##### AVAILABLE RECORDS
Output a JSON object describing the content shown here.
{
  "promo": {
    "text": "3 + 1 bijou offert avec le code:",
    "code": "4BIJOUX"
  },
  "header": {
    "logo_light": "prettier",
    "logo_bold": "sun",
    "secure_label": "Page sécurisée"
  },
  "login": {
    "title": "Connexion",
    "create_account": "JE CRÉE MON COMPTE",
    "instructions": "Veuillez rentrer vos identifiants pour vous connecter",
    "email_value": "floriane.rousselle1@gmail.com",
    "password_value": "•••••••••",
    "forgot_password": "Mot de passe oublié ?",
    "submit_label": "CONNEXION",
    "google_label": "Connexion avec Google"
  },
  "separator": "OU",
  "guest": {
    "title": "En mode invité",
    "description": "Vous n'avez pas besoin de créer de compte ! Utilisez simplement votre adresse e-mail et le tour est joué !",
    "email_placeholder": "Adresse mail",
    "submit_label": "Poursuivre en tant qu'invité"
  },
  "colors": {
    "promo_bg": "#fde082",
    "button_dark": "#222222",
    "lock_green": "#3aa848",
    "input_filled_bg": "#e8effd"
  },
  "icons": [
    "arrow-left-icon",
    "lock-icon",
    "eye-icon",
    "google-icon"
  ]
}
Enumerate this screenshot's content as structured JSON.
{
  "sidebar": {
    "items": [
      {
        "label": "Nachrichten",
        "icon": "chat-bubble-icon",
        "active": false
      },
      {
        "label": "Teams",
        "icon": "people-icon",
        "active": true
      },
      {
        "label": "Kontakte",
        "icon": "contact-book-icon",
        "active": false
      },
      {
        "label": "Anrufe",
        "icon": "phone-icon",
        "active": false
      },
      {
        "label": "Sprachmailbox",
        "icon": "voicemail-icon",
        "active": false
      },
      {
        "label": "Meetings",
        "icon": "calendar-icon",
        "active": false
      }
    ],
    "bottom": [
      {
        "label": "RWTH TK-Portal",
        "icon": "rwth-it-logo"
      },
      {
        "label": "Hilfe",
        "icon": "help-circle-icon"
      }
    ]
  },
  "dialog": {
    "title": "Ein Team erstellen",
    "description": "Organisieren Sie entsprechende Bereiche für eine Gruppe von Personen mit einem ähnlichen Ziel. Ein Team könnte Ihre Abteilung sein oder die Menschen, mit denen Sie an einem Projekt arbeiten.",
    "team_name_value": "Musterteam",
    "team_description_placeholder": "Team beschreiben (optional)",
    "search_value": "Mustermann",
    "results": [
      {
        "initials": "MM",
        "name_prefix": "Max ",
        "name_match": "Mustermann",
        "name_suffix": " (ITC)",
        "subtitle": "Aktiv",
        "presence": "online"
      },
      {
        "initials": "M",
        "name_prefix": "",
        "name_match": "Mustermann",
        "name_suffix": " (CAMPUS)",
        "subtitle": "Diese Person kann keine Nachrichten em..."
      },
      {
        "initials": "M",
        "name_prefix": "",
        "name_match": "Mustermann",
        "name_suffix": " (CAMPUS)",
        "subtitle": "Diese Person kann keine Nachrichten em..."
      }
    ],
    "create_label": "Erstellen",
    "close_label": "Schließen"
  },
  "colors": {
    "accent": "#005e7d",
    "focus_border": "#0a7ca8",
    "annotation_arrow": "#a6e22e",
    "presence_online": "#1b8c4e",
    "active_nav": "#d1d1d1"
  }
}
##########
§ **GIVEN REQUEST**
Output an exact copy of each record.

§ **RESULT**
Output a JSON object describing the content shown here.
{
  "promo": {
    "text": "3 + 1 bijou offert avec le code:",
    "code": "4BIJOUX"
  },
  "header": {
    "logo_light": "prettier",
    "logo_bold": "sun",
    "secure_label": "Page sécurisée"
  },
  "login": {
    "title": "Connexion",
    "create_account": "JE CRÉE MON COMPTE",
    "instructions": "Veuillez rentrer vos identifiants pour vous connecter",
    "email_value": "floriane.rousselle1@gmail.com",
    "password_value": "•••••••••",
    "forgot_password": "Mot de passe oublié ?",
    "submit_label": "CONNEXION",
    "google_label": "Connexion avec Google"
  },
  "separator": "OU",
  "guest": {
    "title": "En mode invité",
    "description": "Vous n'avez pas besoin de créer de compte ! Utilisez simplement votre adresse e-mail et le tour est joué !",
    "email_placeholder": "Adresse mail",
    "submit_label": "Poursuivre en tant qu'invité"
  },
  "colors": {
    "promo_bg": "#fde082",
    "button_dark": "#222222",
    "lock_green": "#3aa848",
    "input_filled_bg": "#e8effd"
  },
  "icons": [
    "arrow-left-icon",
    "lock-icon",
    "eye-icon",
    "google-icon"
  ]
}
Enumerate this screenshot's content as structured JSON.
{
  "sidebar": {
    "items": [
      {
        "label": "Nachrichten",
        "icon": "chat-bubble-icon",
        "active": false
      },
      {
        "label": "Teams",
        "icon": "people-icon",
        "active": true
      },
      {
        "label": "Kontakte",
        "icon": "contact-book-icon",
        "active": false
      },
      {
        "label": "Anrufe",
        "icon": "phone-icon",
        "active": false
      },
      {
        "label": "Sprachmailbox",
        "icon": "voicemail-icon",
        "active": false
      },
      {
        "label": "Meetings",
        "icon": "calendar-icon",
        "active": false
      }
    ],
    "bottom": [
      {
        "label": "RWTH TK-Portal",
        "icon": "rwth-it-logo"
      },
      {
        "label": "Hilfe",
        "icon": "help-circle-icon"
      }
    ]
  },
  "dialog": {
    "title": "Ein Team erstellen",
    "description": "Organisieren Sie entsprechende Bereiche für eine Gruppe von Personen mit einem ähnlichen Ziel. Ein Team könnte Ihre Abteilung sein oder die Menschen, mit denen Sie an einem Projekt arbeiten.",
    "team_name_value": "Musterteam",
    "team_description_placeholder": "Team beschreiben (optional)",
    "search_value": "Mustermann",
    "results": [
      {
        "initials": "MM",
        "name_prefix": "Max ",
        "name_match": "Mustermann",
        "name_suffix": " (ITC)",
        "subtitle": "Aktiv",
        "presence": "online"
      },
      {
        "initials": "M",
        "name_prefix": "",
        "name_match": "Mustermann",
        "name_suffix": " (CAMPUS)",
        "subtitle": "Diese Person kann keine Nachrichten em..."
      },
      {
        "initials": "M",
        "name_prefix": "",
        "name_match": "Mustermann",
        "name_suffix": " (CAMPUS)",
        "subtitle": "Diese Person kann keine Nachrichten em..."
      }
    ],
    "create_label": "Erstellen",
    "close_label": "Schließen"
  },
  "colors": {
    "accent": "#005e7d",
    "focus_border": "#0a7ca8",
    "annotation_arrow": "#a6e22e",
    "presence_online": "#1b8c4e",
    "active_nav": "#d1d1d1"
  }
}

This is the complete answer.